**Work to do**
Select, from the data, each line where "processed" occurs.

**Exercise data**
>>

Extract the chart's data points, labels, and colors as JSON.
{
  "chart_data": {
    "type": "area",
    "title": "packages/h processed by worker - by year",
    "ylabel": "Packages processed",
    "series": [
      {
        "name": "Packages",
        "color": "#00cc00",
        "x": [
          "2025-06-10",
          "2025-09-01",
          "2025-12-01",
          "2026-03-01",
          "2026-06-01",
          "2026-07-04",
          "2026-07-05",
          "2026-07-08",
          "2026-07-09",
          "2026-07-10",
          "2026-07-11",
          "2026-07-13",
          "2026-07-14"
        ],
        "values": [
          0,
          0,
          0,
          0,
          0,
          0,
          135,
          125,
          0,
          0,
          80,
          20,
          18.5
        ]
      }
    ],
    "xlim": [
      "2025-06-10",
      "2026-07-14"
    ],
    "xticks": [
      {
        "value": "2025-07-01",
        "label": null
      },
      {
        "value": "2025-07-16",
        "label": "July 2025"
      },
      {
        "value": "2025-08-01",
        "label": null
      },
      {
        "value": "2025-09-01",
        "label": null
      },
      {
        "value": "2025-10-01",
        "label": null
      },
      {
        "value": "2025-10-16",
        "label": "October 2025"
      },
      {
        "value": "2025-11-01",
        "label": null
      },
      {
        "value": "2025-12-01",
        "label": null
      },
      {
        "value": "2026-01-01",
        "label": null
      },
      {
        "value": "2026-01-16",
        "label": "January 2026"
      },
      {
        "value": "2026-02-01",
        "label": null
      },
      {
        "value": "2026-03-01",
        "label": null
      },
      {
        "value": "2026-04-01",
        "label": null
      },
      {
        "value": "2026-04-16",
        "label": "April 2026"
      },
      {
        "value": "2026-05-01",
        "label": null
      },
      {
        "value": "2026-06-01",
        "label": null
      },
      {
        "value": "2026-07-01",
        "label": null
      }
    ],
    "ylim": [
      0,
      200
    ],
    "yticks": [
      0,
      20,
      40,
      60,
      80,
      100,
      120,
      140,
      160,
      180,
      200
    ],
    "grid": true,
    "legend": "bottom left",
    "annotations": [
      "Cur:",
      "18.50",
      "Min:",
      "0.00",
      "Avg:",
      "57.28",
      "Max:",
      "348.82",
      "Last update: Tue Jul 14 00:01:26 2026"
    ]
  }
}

<<

**Reply**
    "title": "packages/h processed by worker - by year",
    "ylabel": "Packages processed",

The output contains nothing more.